**What is being asked**: Output each line exactly as it appears, skipping any embedded picture.
━━━━━━━━━━━━━━━━━━━━━━━━━━━━━━
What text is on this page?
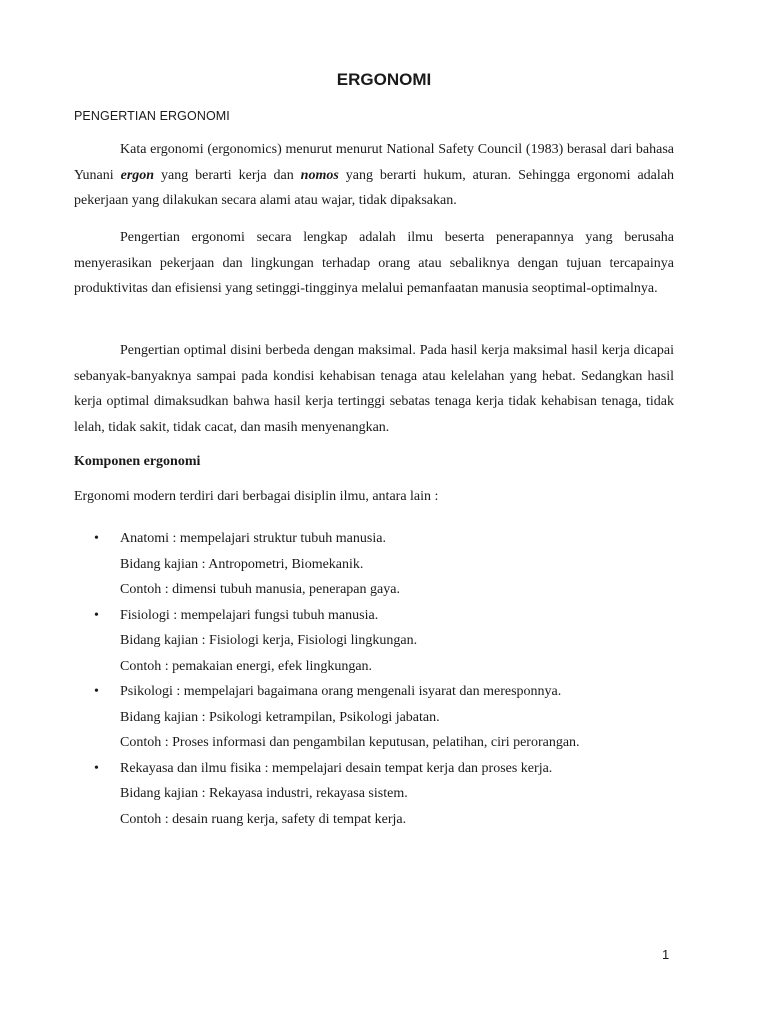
ERGONOMI
PENGERTIAN ERGONOMI

Kata ergonomi (ergonomics) menurut menurut National Safety Council (1983) berasal dari bahasa Yunani ergon yang berarti kerja dan nomos yang berarti hukum, aturan. Sehingga ergonomi adalah pekerjaan yang dilakukan secara alami atau wajar, tidak dipaksakan.

Pengertian ergonomi secara lengkap adalah ilmu beserta penerapannya yang berusaha menyerasikan pekerjaan dan lingkungan terhadap orang atau sebaliknya dengan tujuan tercapainya produktivitas dan efisiensi yang setinggi-tingginya melalui pemanfaatan manusia seoptimal-optimalnya.

Pengertian optimal disini berbeda dengan maksimal. Pada hasil kerja maksimal hasil kerja dicapai sebanyak-banyaknya sampai pada kondisi kehabisan tenaga atau kelelahan yang hebat. Sedangkan hasil kerja optimal dimaksudkan bahwa hasil kerja tertinggi sebatas tenaga kerja tidak kehabisan tenaga, tidak lelah, tidak sakit, tidak cacat, dan masih menyenangkan.

Komponen ergonomi

Ergonomi modern terdiri dari berbagai disiplin ilmu, antara lain :

• Anatomi : mempelajari struktur tubuh manusia.
Bidang kajian : Antropometri, Biomekanik.
Contoh : dimensi tubuh manusia, penerapan gaya.
• Fisiologi : mempelajari fungsi tubuh manusia.
Bidang kajian : Fisiologi kerja, Fisiologi lingkungan.
Contoh : pemakaian energi, efek lingkungan.
• Psikologi : mempelajari bagaimana orang mengenali isyarat dan meresponnya.
Bidang kajian : Psikologi ketrampilan, Psikologi jabatan.
Contoh : Proses informasi dan pengambilan keputusan, pelatihan, ciri perorangan.
• Rekayasa dan ilmu fisika : mempelajari desain tempat kerja dan proses kerja.
Bidang kajian : Rekayasa industri, rekayasa sistem.
Contoh : desain ruang kerja, safety di tempat kerja.
1
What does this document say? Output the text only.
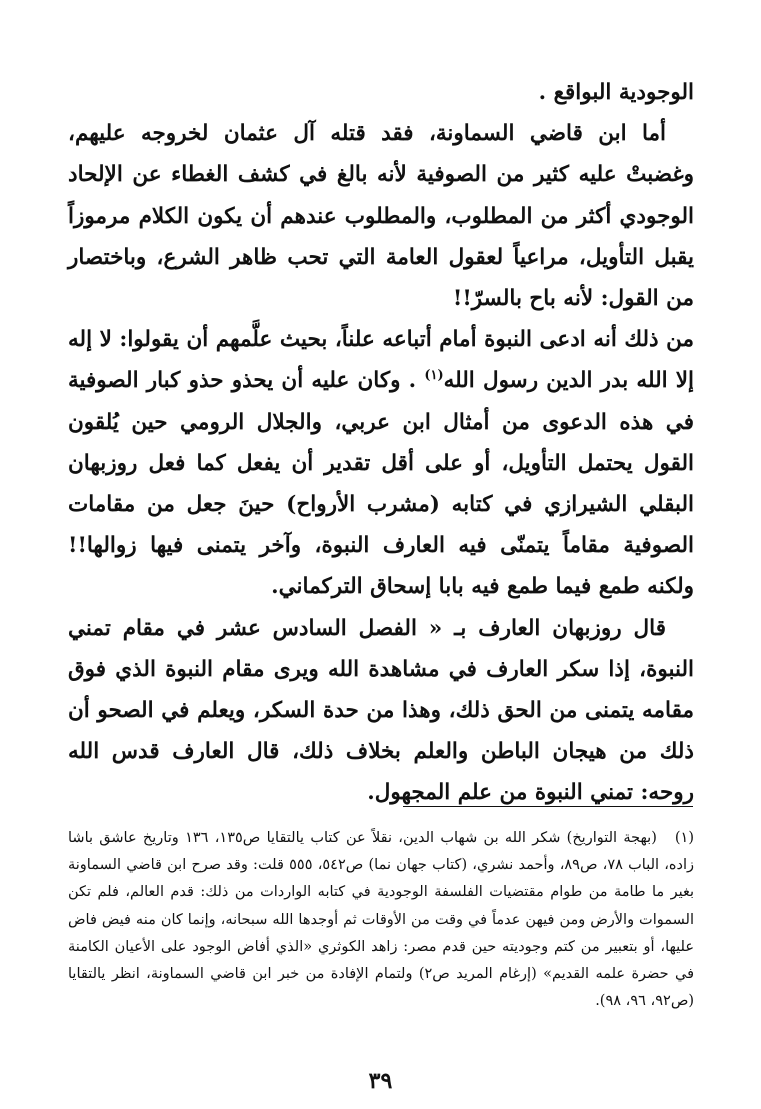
الوجودية البواقع .

أما ابن قاضي السماونة، فقد قتله آل عثمان لخروجه عليهم، وغضبتْ عليه كثير من الصوفية لأنه بالغ في كشف الغطاء عن الإلحاد الوجودي أكثر من المطلوب، والمطلوب عندهم أن يكون الكلام مرموزاً يقبل التأويل، مراعياً لعقول العامة التي تحب ظاهر الشرع، وباختصار من القول: لأنه باح بالسرّ!!

من ذلك أنه ادعى النبوة أمام أتباعه علناً، بحيث علَّمهم أن يقولوا: لا إله إلا الله بدر الدين رسول الله$^{(١)}$ . وكان عليه أن يحذو حذو كبار الصوفية في هذه الدعوى من أمثال ابن عربي، والجلال الرومي حين يُلقون القول يحتمل التأويل، أو على أقل تقدير أن يفعل كما فعل روزبهان البقلي الشيرازي في كتابه (مشرب الأرواح) حينَ جعل من مقامات الصوفية مقاماً يتمنّى فيه العارف النبوة، وآخر يتمنى فيها زوالها!! ولكنه طمع فيما طمع فيه بابا إسحاق التركماني.

قال روزبهان العارف بـ « الفصل السادس عشر في مقام تمني النبوة، إذا سكر العارف في مشاهدة الله ويرى مقام النبوة الذي فوق مقامه يتمنى من الحق ذلك، وهذا من حدة السكر، ويعلم في الصحو أن ذلك من هيجان الباطن والعلم بخلاف ذلك، قال العارف قدس الله روحه: تمني النبوة من علم المجهول.

(١)(بهجة التواريخ) شكر الله بن شهاب الدين، نقلاً عن كتاب يالتقايا ص١٣٥، ١٣٦ وتاريخ عاشق باشا زاده، الباب ٧٨، ص٨٩، وأحمد نشري، (كتاب جهان نما) ص٥٤٢، ٥٥٥ قلت: وقد صرح ابن قاضي السماونة بغير ما طامة من طوام مقتضيات الفلسفة الوجودية في كتابه الواردات من ذلك: قدم العالم، فلم تكن السموات والأرض ومن فيهن عدماً في وقت من الأوقات ثم أوجدها الله سبحانه، وإنما كان منه فيض فاض عليها، أو بتعبير من كتم وجوديته حين قدم مصر: زاهد الكوثري «الذي أفاض الوجود على الأعيان الكامنة في حضرة علمه القديم» (إرغام المريد ص٢) ولتمام الإفادة من خبر ابن قاضي السماونة، انظر يالتقايا (ص٩٢، ٩٦، ٩٨).

٣٩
━━━━━━━━━━━━━━━━━━━━━━━━━━━━━━
**Finished task**:
What text is on this page?
ERGONOMI
PENGERTIAN ERGONOMI

Kata ergonomi (ergonomics) menurut menurut National Safety Council (1983) berasal dari bahasa Yunani ergon yang berarti kerja dan nomos yang berarti hukum, aturan. Sehingga ergonomi adalah pekerjaan yang dilakukan secara alami atau wajar, tidak dipaksakan.

Pengertian ergonomi secara lengkap adalah ilmu beserta penerapannya yang berusaha menyerasikan pekerjaan dan lingkungan terhadap orang atau sebaliknya dengan tujuan tercapainya produktivitas dan efisiensi yang setinggi-tingginya melalui pemanfaatan manusia seoptimal-optimalnya.

Pengertian optimal disini berbeda dengan maksimal. Pada hasil kerja maksimal hasil kerja dicapai sebanyak-banyaknya sampai pada kondisi kehabisan tenaga atau kelelahan yang hebat. Sedangkan hasil kerja optimal dimaksudkan bahwa hasil kerja tertinggi sebatas tenaga kerja tidak kehabisan tenaga, tidak lelah, tidak sakit, tidak cacat, dan masih menyenangkan.

Komponen ergonomi

Ergonomi modern terdiri dari berbagai disiplin ilmu, antara lain :

• Anatomi : mempelajari struktur tubuh manusia.
Bidang kajian : Antropometri, Biomekanik.
Contoh : dimensi tubuh manusia, penerapan gaya.
• Fisiologi : mempelajari fungsi tubuh manusia.
Bidang kajian : Fisiologi kerja, Fisiologi lingkungan.
Contoh : pemakaian energi, efek lingkungan.
• Psikologi : mempelajari bagaimana orang mengenali isyarat dan meresponnya.
Bidang kajian : Psikologi ketrampilan, Psikologi jabatan.
Contoh : Proses informasi dan pengambilan keputusan, pelatihan, ciri perorangan.
• Rekayasa dan ilmu fisika : mempelajari desain tempat kerja dan proses kerja.
Bidang kajian : Rekayasa industri, rekayasa sistem.
Contoh : desain ruang kerja, safety di tempat kerja.
1
What does this document say? Output the text only.
الوجودية البواقع .

أما ابن قاضي السماونة، فقد قتله آل عثمان لخروجه عليهم، وغضبتْ عليه كثير من الصوفية لأنه بالغ في كشف الغطاء عن الإلحاد الوجودي أكثر من المطلوب، والمطلوب عندهم أن يكون الكلام مرموزاً يقبل التأويل، مراعياً لعقول العامة التي تحب ظاهر الشرع، وباختصار من القول: لأنه باح بالسرّ!!

من ذلك أنه ادعى النبوة أمام أتباعه علناً، بحيث علَّمهم أن يقولوا: لا إله إلا الله بدر الدين رسول الله$^{(١)}$ . وكان عليه أن يحذو حذو كبار الصوفية في هذه الدعوى من أمثال ابن عربي، والجلال الرومي حين يُلقون القول يحتمل التأويل، أو على أقل تقدير أن يفعل كما فعل روزبهان البقلي الشيرازي في كتابه (مشرب الأرواح) حينَ جعل من مقامات الصوفية مقاماً يتمنّى فيه العارف النبوة، وآخر يتمنى فيها زوالها!! ولكنه طمع فيما طمع فيه بابا إسحاق التركماني.

قال روزبهان العارف بـ « الفصل السادس عشر في مقام تمني النبوة، إذا سكر العارف في مشاهدة الله ويرى مقام النبوة الذي فوق مقامه يتمنى من الحق ذلك، وهذا من حدة السكر، ويعلم في الصحو أن ذلك من هيجان الباطن والعلم بخلاف ذلك، قال العارف قدس الله روحه: تمني النبوة من علم المجهول.

(١)(بهجة التواريخ) شكر الله بن شهاب الدين، نقلاً عن كتاب يالتقايا ص١٣٥، ١٣٦ وتاريخ عاشق باشا زاده، الباب ٧٨، ص٨٩، وأحمد نشري، (كتاب جهان نما) ص٥٤٢، ٥٥٥ قلت: وقد صرح ابن قاضي السماونة بغير ما طامة من طوام مقتضيات الفلسفة الوجودية في كتابه الواردات من ذلك: قدم العالم، فلم تكن السموات والأرض ومن فيهن عدماً في وقت من الأوقات ثم أوجدها الله سبحانه، وإنما كان منه فيض فاض عليها، أو بتعبير من كتم وجوديته حين قدم مصر: زاهد الكوثري «الذي أفاض الوجود على الأعيان الكامنة في حضرة علمه القديم» (إرغام المريد ص٢) ولتمام الإفادة من خبر ابن قاضي السماونة، انظر يالتقايا (ص٩٢، ٩٦، ٩٨).

٣٩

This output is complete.